Skip to main content

Sparklens: a tool for Spark applications optimization

Sparklens is a profiling tool for Spark with a built-in Spark Scheduler simulator: it makes easier to understand the scalability limits of Spark applications. It helps in understanding how efficiently is a given Spark application using the compute resources provided to it. It has been implemented and is maintained at Qubole. It is Open Source (Apache License 2.0) and has been implemented in Scala.
One interesting characteristic of Sparklens is its ability to generate estimates with a single run of a Spark application. It reports info such as estimated completion time and estimated cluster utilization with different number of executors, a Job/Stage timeline which shows how the parallel stages were scheduled within a job and lots of interesting per stage metrics.
There are four ways to use Sparklens:
  • Live mode
  • Offline mode
  • Run on event-history file
  • Notebooks
In this post I am focusing on live and offline modes only.

Live mode

Sparklens can run at application execution time by using the following options (for spark-submit and spark-shell):
--packages qubole:sparklens:0.2.1-s_2.11
--conf spark.extraListeners=com.qubole.sparklens.QuboleJobListener
or programmatically by adding the Sparklens dependency to the Java/Scala project (here is an example for Maven):
<repositories>
   <!-- Mandatory: the Sparklens artifact aren't in Maven Central -->
   <repository>
    <id>qubole-maven-repo</id>
    <name>Qubole Maven Repo</name>
    <url>http://dl.bintray.com/spark-packages/maven/</url>
   </repository>
   
   <repository>
      <id>central</id>
      <name>Maven Repository Switchboard</name>
      <layout>default</layout>
      <url>http://repo1.maven.org/maven2</url>
      <snapshots>
        <enabled>false</enabled>
      </snapshots>
    </repository>
</repositories> 
...
<dependency>
  <groupId>qubole</groupId>
  <artifactId>sparklens</artifactId>
  <version>0.2.1-s_2.11</version>
</dependency> 
and then by configuring its listener as follows (for Spark 1.X)
SparkConf conf = new SparkConf();
conf.setMaster(master);
conf.setAppName("Spark app name");
conf.set("spark.extraListeners", "com.qubole.sparklens.QuboleJobListener");
JavaSparkContext jsc = new JavaSparkContext(conf); 
or as follows (for Spark 2.x)
SparkSession spark = SparkSession
  .builder()
  .appName("Spark app name")
  .master(master)
  .config("spark.extraListeners", "com.qubole.sparklens.QuboleJobListener")
  .getOrCreate(); 

Offline mode

Sparklens can be run later and not necessarily at execution time. This can be set by adding the following property to the Spark app configuration:
conf.set("spark.sparklens.reporting.disabled", "true"); 
At the end of a Spark application execution, just a JSON data file is generated. The default save directory is /tmp/sparklens, but it is possible to change destination through the following configuration property:
conf.set("spark.sparklens.data.dir", "/home/guglielmo/sparklens");
This file can then be used to run Sparklens independently through the spark-submit command as follows:
$SPARK_HOME/bin/spark-submit --packages qubole:sparklens:0.2.1-s_2.11 \
  --class com.qubole.sparklens.app.ReporterApp qubole-dummy-arg <datafile_path>
The command above, starting from the JSON data file, produces a report having the same layout and containing the same results as for that generated in live mode.

▬▬▬

TASKS TO PERFORM:
1. In the Sparklens post, what is the default directory for the JSON data file generated in offline mode?
2. Write the next part of the Sparklens post, starting right after its final sentence.

SOURCE EXCERPT:
▬▬▬

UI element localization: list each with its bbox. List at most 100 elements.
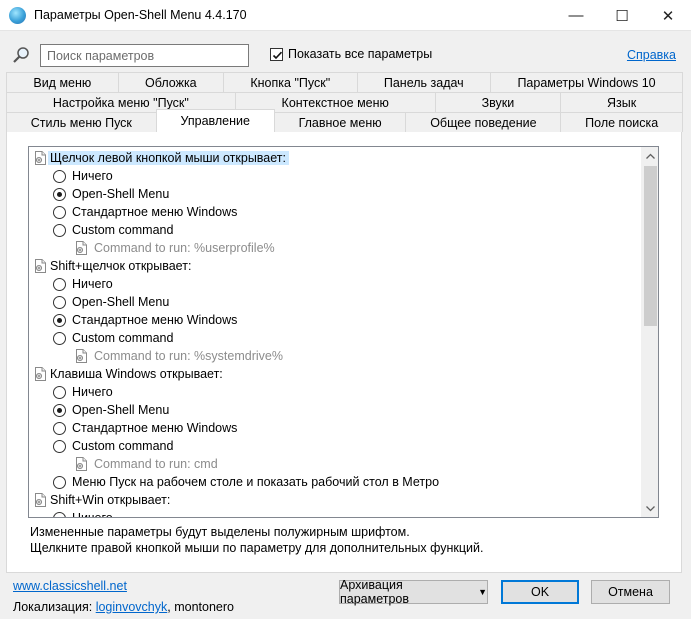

▬▬▬

ANSWERS PROVIDED:
1. /tmp/sparklens

2.
The report

These are the info available in a final report:

  • Efficiency statistics (Driver vs Executor time, Critical and ideal application time, Core compute hours wastage by driver and executor).
  • Predicted wall clock time and cluster utilization with different executor counts.
  • Per stage metrics.
  • Executors available and executors required over time.
  • Task based Aggregate Metrics.

Conclusion

Me and my team started to adopt this tool lately and so far we have found it really useful to understand the scalability limits of Spark applications that are developed by other teams, but that need then to be executed in our infrastructure. The final report generated by this tool gives a comprehensive set of info that definitely helps on pointing towards the right direction on spotting potential scalability issues and areas for improvement.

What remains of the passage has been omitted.